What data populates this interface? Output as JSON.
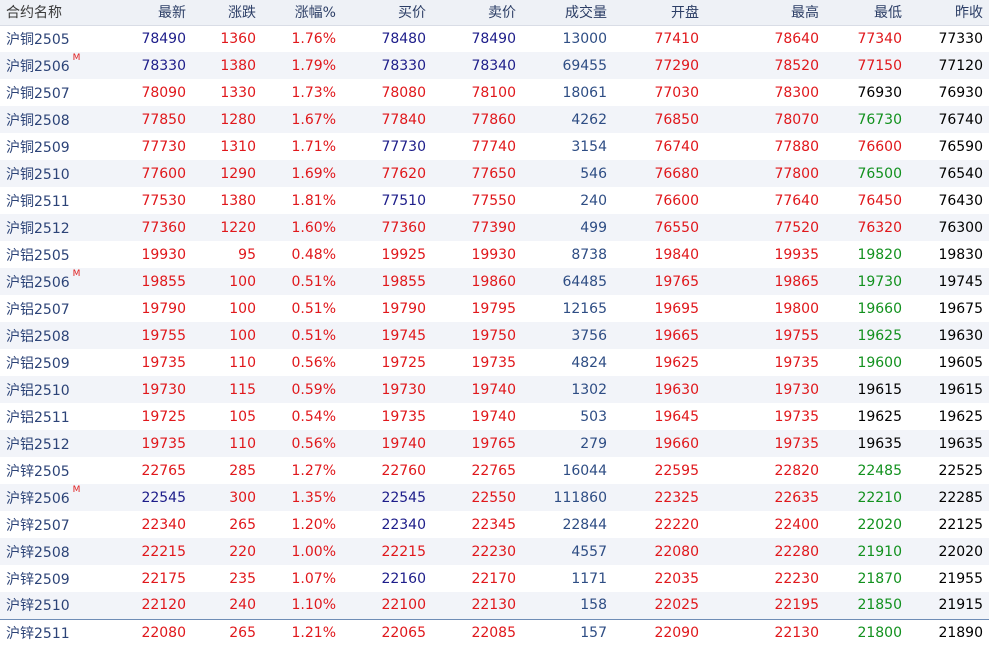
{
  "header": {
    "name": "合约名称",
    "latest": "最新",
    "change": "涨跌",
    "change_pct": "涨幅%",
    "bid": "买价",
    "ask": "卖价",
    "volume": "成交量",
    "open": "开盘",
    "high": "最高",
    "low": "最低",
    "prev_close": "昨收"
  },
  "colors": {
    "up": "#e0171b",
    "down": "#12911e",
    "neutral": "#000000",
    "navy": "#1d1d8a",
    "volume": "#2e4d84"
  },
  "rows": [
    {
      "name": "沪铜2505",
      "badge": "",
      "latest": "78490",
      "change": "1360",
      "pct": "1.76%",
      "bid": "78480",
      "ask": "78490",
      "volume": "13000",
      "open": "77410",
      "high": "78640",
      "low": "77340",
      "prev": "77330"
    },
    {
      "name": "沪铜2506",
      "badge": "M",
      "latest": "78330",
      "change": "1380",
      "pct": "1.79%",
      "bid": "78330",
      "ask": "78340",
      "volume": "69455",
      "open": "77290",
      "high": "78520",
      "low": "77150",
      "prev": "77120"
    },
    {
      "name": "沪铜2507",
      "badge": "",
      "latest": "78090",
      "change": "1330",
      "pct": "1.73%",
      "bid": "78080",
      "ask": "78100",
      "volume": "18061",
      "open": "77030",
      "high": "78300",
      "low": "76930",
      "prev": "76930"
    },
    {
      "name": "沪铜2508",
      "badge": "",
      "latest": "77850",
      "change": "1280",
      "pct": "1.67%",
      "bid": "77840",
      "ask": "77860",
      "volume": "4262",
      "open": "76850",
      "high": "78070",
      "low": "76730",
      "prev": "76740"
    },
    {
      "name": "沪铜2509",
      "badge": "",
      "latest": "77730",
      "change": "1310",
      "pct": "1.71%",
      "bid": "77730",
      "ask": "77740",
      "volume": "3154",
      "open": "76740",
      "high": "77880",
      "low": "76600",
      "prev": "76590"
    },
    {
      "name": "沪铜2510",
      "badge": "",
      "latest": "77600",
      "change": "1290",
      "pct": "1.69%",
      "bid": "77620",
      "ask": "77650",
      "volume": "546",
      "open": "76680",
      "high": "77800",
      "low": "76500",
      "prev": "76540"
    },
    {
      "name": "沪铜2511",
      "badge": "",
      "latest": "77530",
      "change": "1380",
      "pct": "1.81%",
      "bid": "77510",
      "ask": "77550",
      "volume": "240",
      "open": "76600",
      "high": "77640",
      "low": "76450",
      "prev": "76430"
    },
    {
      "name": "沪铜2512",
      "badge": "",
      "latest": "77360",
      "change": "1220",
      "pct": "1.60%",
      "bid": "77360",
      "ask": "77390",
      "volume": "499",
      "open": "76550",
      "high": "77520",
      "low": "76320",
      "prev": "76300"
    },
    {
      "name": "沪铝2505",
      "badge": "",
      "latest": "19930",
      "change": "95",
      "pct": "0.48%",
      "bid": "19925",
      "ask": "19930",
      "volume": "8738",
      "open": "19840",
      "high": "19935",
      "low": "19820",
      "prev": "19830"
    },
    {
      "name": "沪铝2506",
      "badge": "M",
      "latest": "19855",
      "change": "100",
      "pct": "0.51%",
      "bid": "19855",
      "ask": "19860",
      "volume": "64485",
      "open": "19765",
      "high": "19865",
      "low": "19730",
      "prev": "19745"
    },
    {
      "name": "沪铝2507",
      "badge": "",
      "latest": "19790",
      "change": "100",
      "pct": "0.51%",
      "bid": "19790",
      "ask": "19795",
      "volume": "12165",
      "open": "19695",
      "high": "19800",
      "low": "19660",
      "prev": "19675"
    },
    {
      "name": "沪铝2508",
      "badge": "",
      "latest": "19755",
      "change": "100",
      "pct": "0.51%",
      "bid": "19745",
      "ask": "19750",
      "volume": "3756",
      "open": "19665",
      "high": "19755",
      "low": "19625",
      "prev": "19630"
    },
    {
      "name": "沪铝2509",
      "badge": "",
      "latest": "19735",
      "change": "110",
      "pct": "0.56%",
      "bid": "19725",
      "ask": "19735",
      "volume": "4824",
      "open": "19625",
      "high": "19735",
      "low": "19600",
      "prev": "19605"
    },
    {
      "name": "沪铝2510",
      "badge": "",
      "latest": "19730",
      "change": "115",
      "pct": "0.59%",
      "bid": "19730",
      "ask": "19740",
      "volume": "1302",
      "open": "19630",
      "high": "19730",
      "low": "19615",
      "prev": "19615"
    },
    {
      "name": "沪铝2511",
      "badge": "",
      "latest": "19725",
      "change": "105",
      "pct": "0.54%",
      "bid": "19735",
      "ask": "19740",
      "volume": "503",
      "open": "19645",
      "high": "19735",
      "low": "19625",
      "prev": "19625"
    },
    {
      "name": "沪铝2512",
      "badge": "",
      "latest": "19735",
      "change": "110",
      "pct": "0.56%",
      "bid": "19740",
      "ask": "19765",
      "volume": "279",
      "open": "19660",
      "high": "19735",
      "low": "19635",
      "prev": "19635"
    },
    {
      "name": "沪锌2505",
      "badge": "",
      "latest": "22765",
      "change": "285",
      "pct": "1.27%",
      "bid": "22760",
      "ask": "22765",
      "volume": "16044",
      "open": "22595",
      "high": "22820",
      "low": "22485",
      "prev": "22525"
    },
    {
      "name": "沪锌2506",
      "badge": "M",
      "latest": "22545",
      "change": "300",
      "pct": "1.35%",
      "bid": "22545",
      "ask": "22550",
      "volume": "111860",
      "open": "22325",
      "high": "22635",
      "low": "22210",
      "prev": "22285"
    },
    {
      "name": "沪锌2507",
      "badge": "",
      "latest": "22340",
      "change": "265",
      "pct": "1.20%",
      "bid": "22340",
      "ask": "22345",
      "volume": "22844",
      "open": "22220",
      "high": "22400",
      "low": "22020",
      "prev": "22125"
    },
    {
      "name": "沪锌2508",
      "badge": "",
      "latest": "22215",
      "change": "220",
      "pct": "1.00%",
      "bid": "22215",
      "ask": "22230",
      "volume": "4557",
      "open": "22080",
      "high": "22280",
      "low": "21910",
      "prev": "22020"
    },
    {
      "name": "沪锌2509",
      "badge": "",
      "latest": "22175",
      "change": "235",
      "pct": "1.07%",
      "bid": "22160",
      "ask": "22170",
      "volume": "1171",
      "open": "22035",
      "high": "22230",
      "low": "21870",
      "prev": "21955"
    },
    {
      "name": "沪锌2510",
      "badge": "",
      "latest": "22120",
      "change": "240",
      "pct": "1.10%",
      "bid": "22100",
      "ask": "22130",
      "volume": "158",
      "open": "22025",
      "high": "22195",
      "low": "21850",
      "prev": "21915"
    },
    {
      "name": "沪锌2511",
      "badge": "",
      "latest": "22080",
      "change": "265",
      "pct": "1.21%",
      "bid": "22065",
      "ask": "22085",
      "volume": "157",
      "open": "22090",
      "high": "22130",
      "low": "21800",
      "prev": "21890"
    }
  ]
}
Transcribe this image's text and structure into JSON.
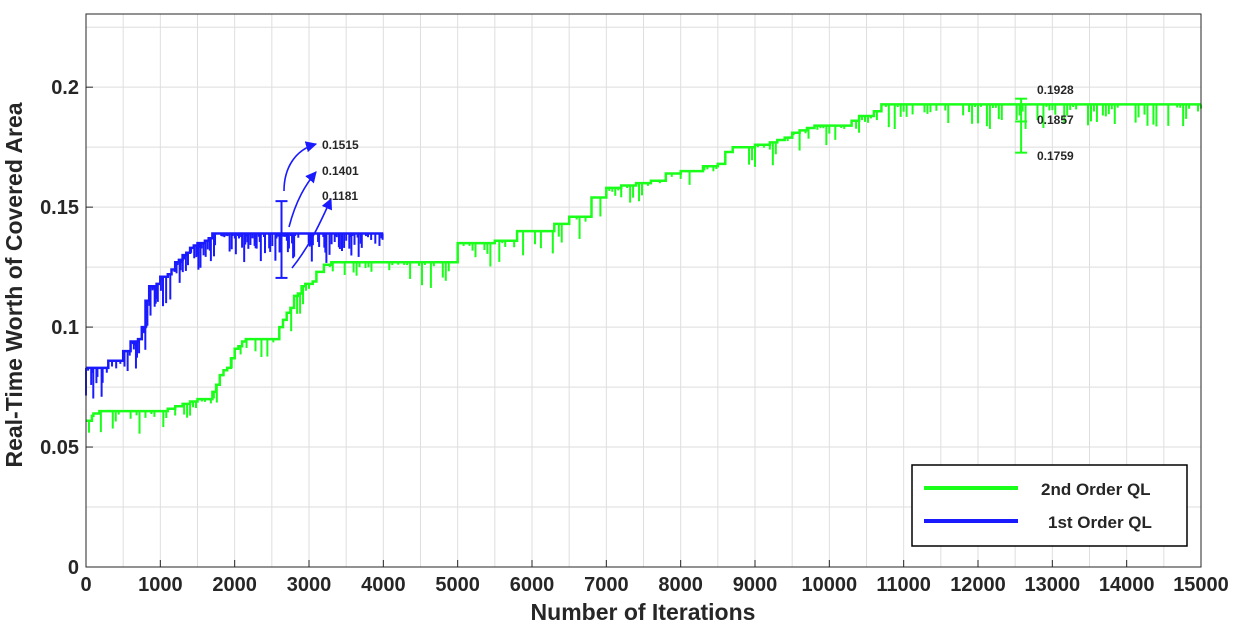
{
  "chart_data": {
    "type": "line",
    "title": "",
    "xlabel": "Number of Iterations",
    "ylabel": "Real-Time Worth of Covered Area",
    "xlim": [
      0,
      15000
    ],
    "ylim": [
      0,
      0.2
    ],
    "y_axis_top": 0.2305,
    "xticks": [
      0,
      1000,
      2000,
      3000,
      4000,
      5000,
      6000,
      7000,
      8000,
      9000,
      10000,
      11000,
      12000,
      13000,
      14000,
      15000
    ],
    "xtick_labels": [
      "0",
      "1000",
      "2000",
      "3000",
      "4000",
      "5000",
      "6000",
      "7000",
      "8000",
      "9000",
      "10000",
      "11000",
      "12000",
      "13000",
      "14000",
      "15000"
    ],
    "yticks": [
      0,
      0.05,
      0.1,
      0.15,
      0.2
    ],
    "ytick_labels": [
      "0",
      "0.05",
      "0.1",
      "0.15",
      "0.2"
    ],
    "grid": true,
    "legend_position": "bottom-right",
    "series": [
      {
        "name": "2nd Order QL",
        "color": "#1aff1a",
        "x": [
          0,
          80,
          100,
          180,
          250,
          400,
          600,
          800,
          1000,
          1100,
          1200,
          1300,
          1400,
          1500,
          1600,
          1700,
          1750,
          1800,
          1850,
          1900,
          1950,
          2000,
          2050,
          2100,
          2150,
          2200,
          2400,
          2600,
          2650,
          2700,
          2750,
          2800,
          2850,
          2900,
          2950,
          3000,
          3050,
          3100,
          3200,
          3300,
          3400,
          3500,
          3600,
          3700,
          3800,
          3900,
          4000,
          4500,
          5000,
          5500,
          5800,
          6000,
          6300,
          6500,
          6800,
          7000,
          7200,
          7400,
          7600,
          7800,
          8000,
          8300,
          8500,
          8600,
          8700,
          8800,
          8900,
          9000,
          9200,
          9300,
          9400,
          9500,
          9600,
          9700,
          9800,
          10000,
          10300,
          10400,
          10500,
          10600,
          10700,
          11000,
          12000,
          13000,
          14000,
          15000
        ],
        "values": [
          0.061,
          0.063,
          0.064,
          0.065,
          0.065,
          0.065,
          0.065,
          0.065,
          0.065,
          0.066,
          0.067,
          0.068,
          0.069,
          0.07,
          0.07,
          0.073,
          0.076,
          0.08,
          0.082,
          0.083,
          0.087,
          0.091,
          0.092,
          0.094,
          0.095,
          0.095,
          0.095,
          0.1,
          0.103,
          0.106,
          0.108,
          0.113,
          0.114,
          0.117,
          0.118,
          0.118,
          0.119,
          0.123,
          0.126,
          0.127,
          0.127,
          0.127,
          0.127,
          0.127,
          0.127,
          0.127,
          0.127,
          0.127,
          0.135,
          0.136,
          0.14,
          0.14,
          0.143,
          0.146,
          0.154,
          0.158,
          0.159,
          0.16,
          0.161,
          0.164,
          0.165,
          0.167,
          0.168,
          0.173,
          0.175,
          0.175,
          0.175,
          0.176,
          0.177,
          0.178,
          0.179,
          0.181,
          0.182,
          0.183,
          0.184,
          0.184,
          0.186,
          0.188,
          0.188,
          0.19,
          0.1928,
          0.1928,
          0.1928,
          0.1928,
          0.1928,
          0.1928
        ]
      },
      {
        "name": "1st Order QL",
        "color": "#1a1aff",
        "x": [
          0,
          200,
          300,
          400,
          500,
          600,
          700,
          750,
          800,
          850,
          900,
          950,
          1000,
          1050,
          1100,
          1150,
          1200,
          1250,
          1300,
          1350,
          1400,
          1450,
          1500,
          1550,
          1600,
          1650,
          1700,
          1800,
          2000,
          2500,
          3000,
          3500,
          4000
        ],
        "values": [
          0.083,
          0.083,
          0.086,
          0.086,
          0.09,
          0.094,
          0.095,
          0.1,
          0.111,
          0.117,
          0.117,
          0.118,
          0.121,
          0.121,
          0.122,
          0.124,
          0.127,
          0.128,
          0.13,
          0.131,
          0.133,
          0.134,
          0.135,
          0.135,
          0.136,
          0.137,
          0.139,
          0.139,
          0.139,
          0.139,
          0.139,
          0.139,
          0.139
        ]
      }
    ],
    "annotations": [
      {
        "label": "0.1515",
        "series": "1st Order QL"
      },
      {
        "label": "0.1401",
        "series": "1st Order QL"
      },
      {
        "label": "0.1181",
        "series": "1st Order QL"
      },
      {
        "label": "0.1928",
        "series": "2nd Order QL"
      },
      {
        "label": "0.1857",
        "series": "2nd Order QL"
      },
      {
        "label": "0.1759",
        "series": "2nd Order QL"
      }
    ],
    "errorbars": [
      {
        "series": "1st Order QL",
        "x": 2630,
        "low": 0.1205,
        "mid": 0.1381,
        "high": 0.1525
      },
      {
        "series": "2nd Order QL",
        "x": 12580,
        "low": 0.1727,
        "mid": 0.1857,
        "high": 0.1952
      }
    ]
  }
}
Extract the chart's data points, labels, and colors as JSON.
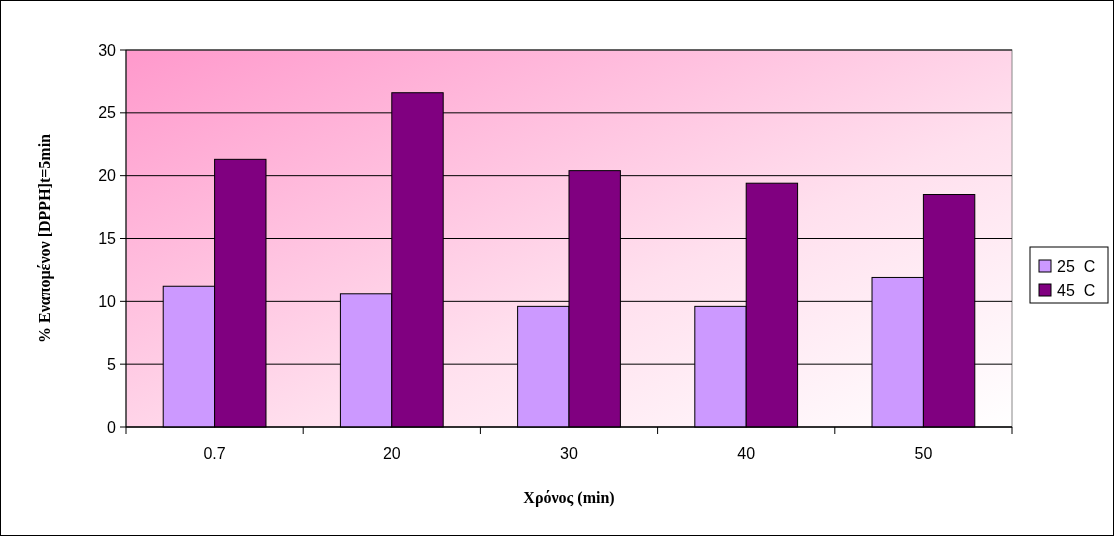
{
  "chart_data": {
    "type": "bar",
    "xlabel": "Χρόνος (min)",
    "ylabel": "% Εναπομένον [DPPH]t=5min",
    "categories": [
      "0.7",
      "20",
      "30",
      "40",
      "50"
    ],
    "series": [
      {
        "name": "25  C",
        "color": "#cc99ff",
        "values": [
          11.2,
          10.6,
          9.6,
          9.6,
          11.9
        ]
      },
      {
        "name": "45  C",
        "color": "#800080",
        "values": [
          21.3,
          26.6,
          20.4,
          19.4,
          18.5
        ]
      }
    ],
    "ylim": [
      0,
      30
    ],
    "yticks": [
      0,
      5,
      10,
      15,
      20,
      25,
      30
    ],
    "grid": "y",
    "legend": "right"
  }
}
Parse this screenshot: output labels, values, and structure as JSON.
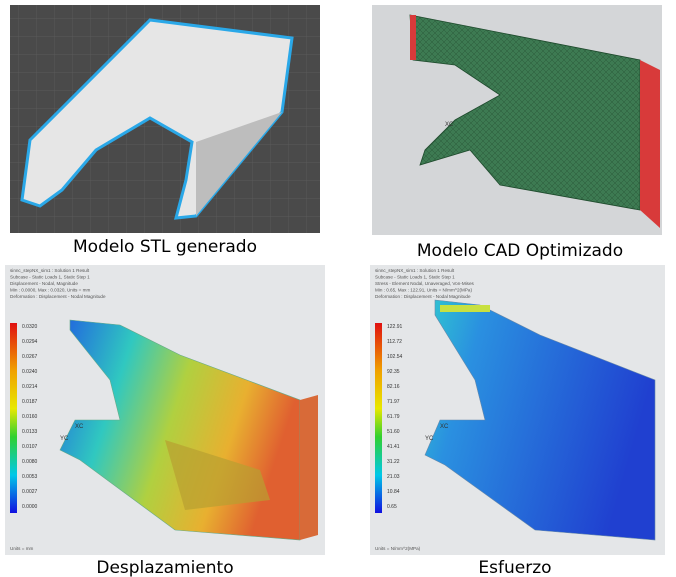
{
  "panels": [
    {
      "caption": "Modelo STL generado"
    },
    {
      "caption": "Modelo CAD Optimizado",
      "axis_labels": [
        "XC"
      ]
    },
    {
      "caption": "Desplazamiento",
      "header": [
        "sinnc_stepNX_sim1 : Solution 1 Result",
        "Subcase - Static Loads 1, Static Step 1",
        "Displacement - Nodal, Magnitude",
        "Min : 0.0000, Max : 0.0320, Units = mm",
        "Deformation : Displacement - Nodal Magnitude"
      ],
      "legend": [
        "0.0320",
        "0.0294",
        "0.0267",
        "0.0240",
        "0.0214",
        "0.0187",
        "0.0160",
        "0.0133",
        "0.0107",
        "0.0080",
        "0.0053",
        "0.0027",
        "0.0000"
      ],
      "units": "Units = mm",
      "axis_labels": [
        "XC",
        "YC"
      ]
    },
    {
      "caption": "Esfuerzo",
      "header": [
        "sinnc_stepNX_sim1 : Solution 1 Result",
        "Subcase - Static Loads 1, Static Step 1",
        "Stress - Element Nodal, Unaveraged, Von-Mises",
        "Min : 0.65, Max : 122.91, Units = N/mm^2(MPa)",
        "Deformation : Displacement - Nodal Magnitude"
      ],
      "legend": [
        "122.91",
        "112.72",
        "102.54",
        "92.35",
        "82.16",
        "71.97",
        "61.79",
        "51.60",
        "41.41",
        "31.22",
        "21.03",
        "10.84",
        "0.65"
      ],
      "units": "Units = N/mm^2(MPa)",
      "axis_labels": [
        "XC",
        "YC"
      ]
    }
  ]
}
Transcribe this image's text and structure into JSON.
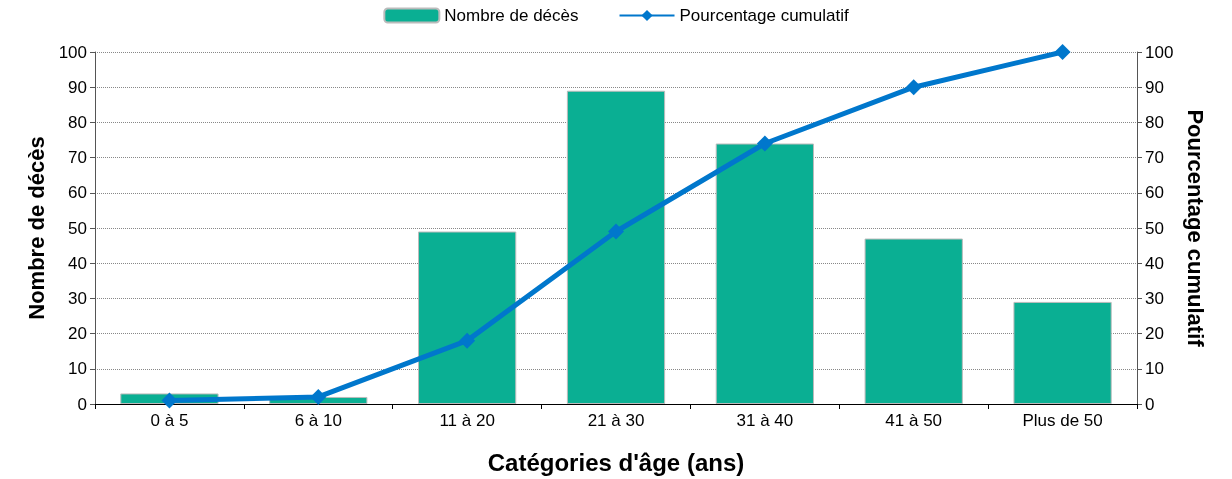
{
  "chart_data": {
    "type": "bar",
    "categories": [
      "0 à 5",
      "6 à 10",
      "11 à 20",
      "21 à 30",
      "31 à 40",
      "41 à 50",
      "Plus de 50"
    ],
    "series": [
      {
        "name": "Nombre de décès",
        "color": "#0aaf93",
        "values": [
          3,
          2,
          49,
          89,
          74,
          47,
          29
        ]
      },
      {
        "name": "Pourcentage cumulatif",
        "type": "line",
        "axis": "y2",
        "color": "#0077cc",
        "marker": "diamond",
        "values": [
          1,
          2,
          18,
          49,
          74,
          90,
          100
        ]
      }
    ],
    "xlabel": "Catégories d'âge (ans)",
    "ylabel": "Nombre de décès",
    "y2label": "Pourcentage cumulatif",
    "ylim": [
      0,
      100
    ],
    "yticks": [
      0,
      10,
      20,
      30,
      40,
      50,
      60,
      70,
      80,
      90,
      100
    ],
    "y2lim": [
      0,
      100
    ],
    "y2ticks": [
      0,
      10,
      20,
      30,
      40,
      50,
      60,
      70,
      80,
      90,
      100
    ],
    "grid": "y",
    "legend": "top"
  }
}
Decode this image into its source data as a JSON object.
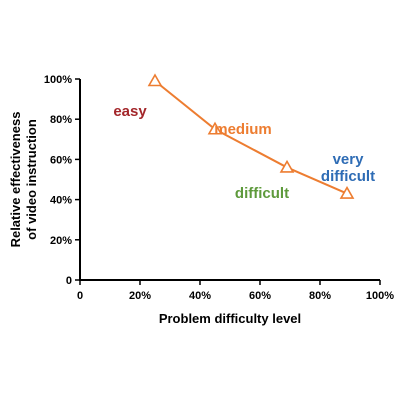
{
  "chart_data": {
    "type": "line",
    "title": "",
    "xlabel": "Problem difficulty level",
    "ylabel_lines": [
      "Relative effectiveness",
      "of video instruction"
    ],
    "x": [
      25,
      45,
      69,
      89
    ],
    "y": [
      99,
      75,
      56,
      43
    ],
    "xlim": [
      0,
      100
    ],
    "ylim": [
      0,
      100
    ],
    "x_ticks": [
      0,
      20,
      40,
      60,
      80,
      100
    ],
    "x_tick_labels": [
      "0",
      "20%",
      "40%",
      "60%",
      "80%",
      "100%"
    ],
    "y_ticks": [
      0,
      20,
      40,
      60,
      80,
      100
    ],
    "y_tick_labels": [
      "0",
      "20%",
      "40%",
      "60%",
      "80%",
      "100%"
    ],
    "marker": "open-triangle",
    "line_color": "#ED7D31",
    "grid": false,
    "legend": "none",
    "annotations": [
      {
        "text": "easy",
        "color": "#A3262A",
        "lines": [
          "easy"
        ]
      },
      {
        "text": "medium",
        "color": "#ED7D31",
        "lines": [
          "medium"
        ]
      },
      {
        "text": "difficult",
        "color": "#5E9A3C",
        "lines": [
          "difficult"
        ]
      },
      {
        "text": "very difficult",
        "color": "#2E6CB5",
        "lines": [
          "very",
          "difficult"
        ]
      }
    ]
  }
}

****

In the records above, collect each line with "caption".

      "caption": "Modelo STL generado"
      "caption": "Modelo CAD Optimizado",
      "caption": "Desplazamiento",
      "caption": "Esfuerzo",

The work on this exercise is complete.